:: RECORDS FOR THIS EXERCISE ::

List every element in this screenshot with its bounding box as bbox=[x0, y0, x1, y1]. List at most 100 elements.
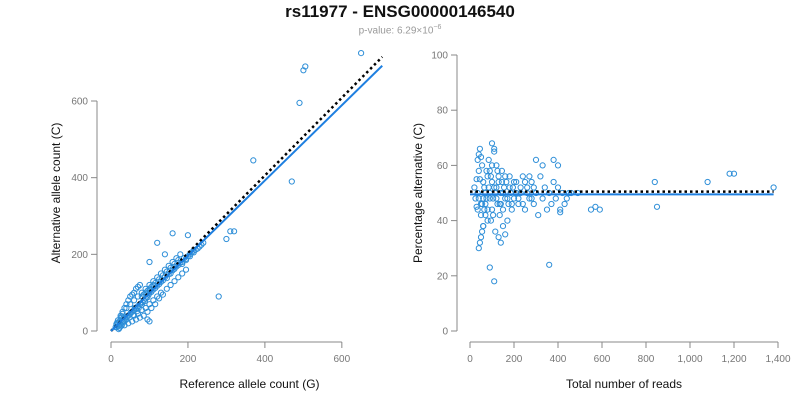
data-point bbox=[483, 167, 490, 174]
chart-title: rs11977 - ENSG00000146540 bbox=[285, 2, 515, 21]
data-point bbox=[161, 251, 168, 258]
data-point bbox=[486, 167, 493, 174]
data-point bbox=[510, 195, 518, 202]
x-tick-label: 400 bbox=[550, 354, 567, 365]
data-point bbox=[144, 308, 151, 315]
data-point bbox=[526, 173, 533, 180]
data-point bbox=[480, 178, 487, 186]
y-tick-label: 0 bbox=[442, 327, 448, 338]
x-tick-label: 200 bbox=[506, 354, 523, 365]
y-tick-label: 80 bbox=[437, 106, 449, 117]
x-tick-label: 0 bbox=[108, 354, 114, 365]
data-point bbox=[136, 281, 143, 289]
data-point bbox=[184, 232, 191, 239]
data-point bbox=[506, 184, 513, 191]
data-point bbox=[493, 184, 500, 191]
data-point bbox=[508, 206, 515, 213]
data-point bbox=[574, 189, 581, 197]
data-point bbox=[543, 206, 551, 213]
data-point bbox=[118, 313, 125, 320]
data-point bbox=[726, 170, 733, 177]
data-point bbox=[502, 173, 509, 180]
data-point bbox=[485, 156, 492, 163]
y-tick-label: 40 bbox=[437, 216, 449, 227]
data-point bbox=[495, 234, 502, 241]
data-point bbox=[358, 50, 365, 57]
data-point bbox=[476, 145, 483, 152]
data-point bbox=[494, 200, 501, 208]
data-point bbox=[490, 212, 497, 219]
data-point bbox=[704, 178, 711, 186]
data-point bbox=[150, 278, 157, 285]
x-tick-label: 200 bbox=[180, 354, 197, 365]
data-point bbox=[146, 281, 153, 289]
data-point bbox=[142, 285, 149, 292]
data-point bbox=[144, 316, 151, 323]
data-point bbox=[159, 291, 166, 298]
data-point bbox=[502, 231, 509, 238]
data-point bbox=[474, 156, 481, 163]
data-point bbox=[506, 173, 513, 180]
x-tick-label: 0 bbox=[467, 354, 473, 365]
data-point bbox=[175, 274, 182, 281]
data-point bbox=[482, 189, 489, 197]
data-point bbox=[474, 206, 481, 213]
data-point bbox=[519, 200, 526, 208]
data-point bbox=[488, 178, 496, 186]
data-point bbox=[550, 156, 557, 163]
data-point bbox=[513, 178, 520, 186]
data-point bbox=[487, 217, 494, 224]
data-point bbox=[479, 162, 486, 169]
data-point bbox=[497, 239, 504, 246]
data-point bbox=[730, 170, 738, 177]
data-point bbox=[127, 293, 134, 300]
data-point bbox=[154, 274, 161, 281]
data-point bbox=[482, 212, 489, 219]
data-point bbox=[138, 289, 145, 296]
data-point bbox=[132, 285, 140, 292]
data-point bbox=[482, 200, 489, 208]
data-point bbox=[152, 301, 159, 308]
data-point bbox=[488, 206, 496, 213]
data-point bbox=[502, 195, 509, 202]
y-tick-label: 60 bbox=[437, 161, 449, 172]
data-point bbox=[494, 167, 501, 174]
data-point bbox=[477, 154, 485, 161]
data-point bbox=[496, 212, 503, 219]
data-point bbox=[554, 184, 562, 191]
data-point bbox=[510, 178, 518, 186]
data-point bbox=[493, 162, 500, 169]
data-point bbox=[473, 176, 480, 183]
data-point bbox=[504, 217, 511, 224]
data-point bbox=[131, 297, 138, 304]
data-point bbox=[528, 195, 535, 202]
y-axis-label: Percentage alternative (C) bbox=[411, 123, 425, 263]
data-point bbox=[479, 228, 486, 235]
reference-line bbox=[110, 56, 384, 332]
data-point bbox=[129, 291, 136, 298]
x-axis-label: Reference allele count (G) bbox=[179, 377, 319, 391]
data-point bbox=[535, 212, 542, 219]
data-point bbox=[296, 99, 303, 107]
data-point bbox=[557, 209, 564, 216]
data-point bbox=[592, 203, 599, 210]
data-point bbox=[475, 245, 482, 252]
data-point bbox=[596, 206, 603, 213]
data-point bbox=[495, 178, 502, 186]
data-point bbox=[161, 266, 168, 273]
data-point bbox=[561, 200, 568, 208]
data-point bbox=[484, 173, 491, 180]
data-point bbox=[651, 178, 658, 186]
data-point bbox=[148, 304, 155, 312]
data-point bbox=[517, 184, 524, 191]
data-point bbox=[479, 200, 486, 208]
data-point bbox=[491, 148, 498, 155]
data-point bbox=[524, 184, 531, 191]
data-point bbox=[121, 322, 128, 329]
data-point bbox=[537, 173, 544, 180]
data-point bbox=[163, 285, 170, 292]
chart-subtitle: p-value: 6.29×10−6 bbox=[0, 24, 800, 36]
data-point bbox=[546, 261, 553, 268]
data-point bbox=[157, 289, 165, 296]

:::
:: RECORDS FOR THIS EXERCISE ::

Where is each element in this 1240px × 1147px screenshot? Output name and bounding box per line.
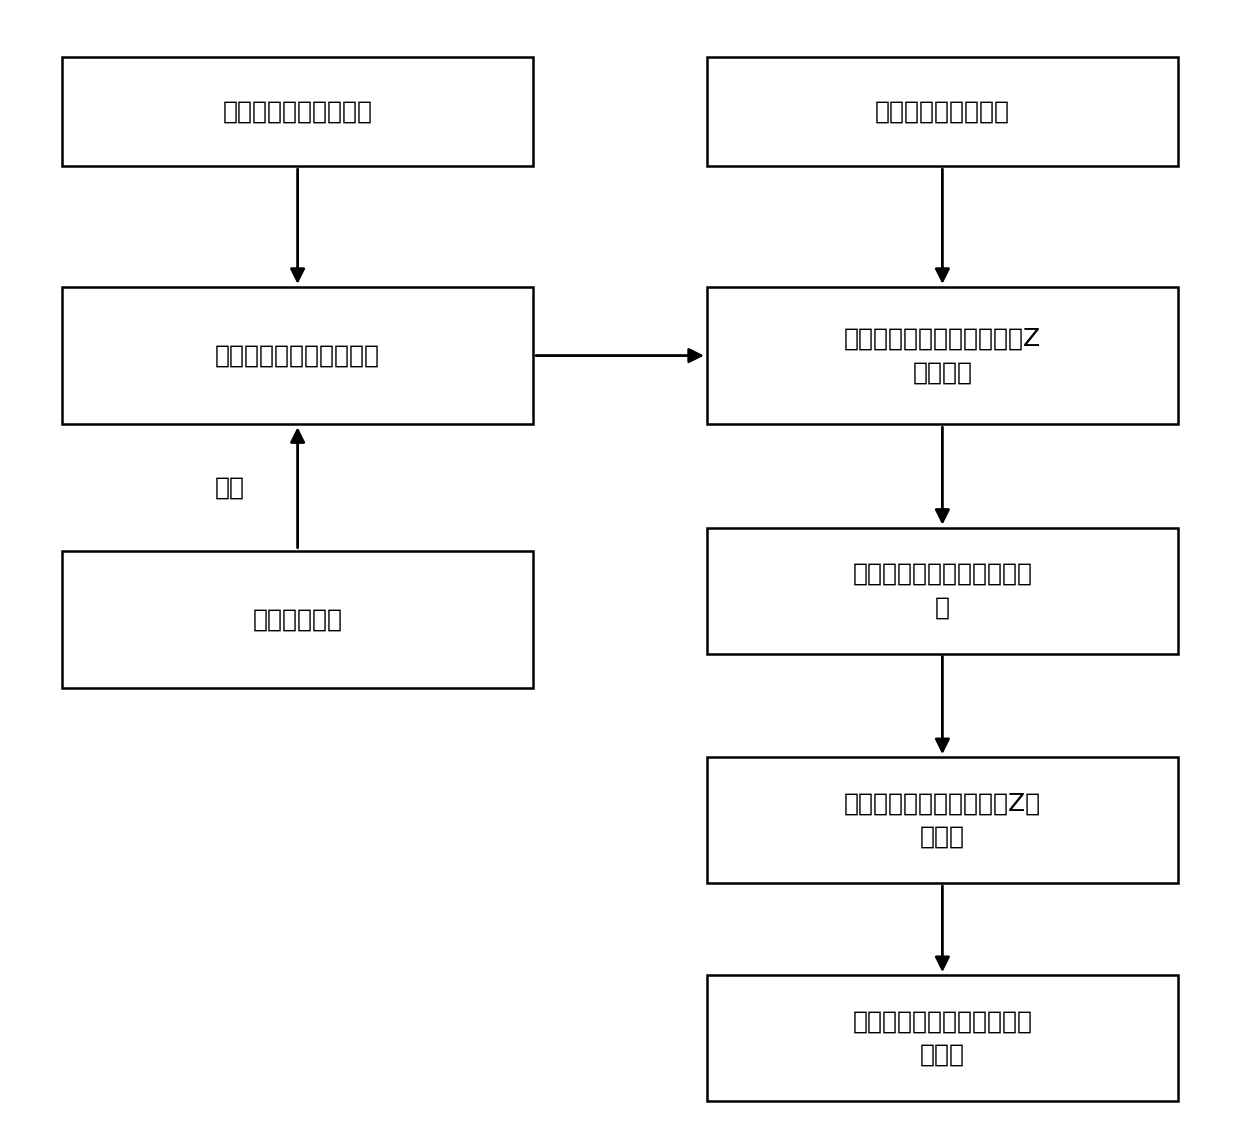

:::

Render the data from the line containing "List every element" up to and including the line containing "x-tick-label: 400 bbox=[550, 354, 567, 365]" as a numbered list, omitting blank lines and leaving out the pictures.

1. List every element in this screenshot with its bounding box as bbox=[x0, y0, x1, y1]. List at most 100 elements.
2. data-point bbox=[483, 167, 490, 174]
3. chart-title: rs11977 - ENSG00000146540 bbox=[285, 2, 515, 21]
4. data-point bbox=[161, 251, 168, 258]
5. data-point bbox=[486, 167, 493, 174]
6. data-point bbox=[510, 195, 518, 202]
7. x-tick-label: 400 bbox=[550, 354, 567, 365]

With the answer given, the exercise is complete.